STATED EXERCISE :: Give the data again, word for word.

## BEGIN DATA SUPPLIED

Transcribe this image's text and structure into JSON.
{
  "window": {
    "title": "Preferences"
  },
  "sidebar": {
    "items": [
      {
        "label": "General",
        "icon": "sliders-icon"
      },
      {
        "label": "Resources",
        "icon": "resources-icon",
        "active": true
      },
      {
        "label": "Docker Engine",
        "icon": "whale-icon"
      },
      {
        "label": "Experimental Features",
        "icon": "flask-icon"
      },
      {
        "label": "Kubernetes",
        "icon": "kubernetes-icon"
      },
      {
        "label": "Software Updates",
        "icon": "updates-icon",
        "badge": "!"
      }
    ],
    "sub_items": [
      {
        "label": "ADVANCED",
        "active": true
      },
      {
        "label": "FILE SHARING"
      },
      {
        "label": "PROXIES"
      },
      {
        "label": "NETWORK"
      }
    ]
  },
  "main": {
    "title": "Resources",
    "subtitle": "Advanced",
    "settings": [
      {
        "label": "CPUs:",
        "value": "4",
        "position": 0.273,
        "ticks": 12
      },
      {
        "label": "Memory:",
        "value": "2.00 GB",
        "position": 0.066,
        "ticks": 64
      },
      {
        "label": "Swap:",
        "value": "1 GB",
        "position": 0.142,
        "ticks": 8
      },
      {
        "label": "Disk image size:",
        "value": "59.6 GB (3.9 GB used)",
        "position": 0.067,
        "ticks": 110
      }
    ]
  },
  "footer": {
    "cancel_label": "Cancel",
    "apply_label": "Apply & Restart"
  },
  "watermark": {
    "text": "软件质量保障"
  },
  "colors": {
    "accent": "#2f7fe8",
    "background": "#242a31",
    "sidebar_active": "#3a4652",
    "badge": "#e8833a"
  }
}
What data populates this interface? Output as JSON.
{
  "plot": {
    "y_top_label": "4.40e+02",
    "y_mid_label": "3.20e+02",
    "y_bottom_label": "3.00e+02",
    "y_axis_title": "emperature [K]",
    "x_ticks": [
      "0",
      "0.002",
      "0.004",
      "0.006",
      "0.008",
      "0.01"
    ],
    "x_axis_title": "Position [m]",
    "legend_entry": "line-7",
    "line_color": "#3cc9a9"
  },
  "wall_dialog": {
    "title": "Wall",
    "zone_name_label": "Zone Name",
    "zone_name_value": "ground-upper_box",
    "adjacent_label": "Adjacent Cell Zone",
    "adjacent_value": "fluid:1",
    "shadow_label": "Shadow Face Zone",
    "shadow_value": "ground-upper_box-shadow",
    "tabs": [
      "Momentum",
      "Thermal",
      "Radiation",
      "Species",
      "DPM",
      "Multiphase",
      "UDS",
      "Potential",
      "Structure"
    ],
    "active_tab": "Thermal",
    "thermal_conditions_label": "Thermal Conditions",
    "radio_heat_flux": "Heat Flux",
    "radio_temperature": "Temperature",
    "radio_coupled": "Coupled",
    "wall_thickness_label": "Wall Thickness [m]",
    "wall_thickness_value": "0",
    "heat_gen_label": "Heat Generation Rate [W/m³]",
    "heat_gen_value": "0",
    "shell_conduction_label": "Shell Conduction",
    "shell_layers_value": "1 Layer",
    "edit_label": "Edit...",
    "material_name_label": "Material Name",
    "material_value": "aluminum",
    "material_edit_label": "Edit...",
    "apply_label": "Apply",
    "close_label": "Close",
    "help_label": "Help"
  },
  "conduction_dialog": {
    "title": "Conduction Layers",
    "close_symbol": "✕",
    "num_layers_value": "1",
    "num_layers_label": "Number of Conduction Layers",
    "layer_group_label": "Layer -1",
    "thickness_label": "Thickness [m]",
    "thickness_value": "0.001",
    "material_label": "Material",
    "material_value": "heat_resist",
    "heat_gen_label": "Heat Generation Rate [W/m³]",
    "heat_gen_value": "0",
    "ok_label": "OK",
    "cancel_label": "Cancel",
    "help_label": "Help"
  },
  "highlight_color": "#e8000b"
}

## END DATA SUPPLIED

SOLUTION FOR THIS TASK ::
Transcribe this image's text and structure into JSON.
{
  "window": {
    "title": "Preferences"
  },
  "sidebar": {
    "items": [
      {
        "label": "General",
        "icon": "sliders-icon"
      },
      {
        "label": "Resources",
        "icon": "resources-icon",
        "active": true
      },
      {
        "label": "Docker Engine",
        "icon": "whale-icon"
      },
      {
        "label": "Experimental Features",
        "icon": "flask-icon"
      },
      {
        "label": "Kubernetes",
        "icon": "kubernetes-icon"
      },
      {
        "label": "Software Updates",
        "icon": "updates-icon",
        "badge": "!"
      }
    ],
    "sub_items": [
      {
        "label": "ADVANCED",
        "active": true
      },
      {
        "label": "FILE SHARING"
      },
      {
        "label": "PROXIES"
      },
      {
        "label": "NETWORK"
      }
    ]
  },
  "main": {
    "title": "Resources",
    "subtitle": "Advanced",
    "settings": [
      {
        "label": "CPUs:",
        "value": "4",
        "position": 0.273,
        "ticks": 12
      },
      {
        "label": "Memory:",
        "value": "2.00 GB",
        "position": 0.066,
        "ticks": 64
      },
      {
        "label": "Swap:",
        "value": "1 GB",
        "position": 0.142,
        "ticks": 8
      },
      {
        "label": "Disk image size:",
        "value": "59.6 GB (3.9 GB used)",
        "position": 0.067,
        "ticks": 110
      }
    ]
  },
  "footer": {
    "cancel_label": "Cancel",
    "apply_label": "Apply & Restart"
  },
  "watermark": {
    "text": "软件质量保障"
  },
  "colors": {
    "accent": "#2f7fe8",
    "background": "#242a31",
    "sidebar_active": "#3a4652",
    "badge": "#e8833a"
  }
}
What data populates this interface? Output as JSON.
{
  "plot": {
    "y_top_label": "4.40e+02",
    "y_mid_label": "3.20e+02",
    "y_bottom_label": "3.00e+02",
    "y_axis_title": "emperature [K]",
    "x_ticks": [
      "0",
      "0.002",
      "0.004",
      "0.006",
      "0.008",
      "0.01"
    ],
    "x_axis_title": "Position [m]",
    "legend_entry": "line-7",
    "line_color": "#3cc9a9"
  },
  "wall_dialog": {
    "title": "Wall",
    "zone_name_label": "Zone Name",
    "zone_name_value": "ground-upper_box",
    "adjacent_label": "Adjacent Cell Zone",
    "adjacent_value": "fluid:1",
    "shadow_label": "Shadow Face Zone",
    "shadow_value": "ground-upper_box-shadow",
    "tabs": [
      "Momentum",
      "Thermal",
      "Radiation",
      "Species",
      "DPM",
      "Multiphase",
      "UDS",
      "Potential",
      "Structure"
    ],
    "active_tab": "Thermal",
    "thermal_conditions_label": "Thermal Conditions",
    "radio_heat_flux": "Heat Flux",
    "radio_temperature": "Temperature",
    "radio_coupled": "Coupled",
    "wall_thickness_label": "Wall Thickness [m]",
    "wall_thickness_value": "0",
    "heat_gen_label": "Heat Generation Rate [W/m³]",
    "heat_gen_value": "0",
    "shell_conduction_label": "Shell Conduction",
    "shell_layers_value": "1 Layer",
    "edit_label": "Edit...",
    "material_name_label": "Material Name",
    "material_value": "aluminum",
    "material_edit_label": "Edit...",
    "apply_label": "Apply",
    "close_label": "Close",
    "help_label": "Help"
  },
  "conduction_dialog": {
    "title": "Conduction Layers",
    "close_symbol": "✕",
    "num_layers_value": "1",
    "num_layers_label": "Number of Conduction Layers",
    "layer_group_label": "Layer -1",
    "thickness_label": "Thickness [m]",
    "thickness_value": "0.001",
    "material_label": "Material",
    "material_value": "heat_resist",
    "heat_gen_label": "Heat Generation Rate [W/m³]",
    "heat_gen_value": "0",
    "ok_label": "OK",
    "cancel_label": "Cancel",
    "help_label": "Help"
  },
  "highlight_color": "#e8000b"
}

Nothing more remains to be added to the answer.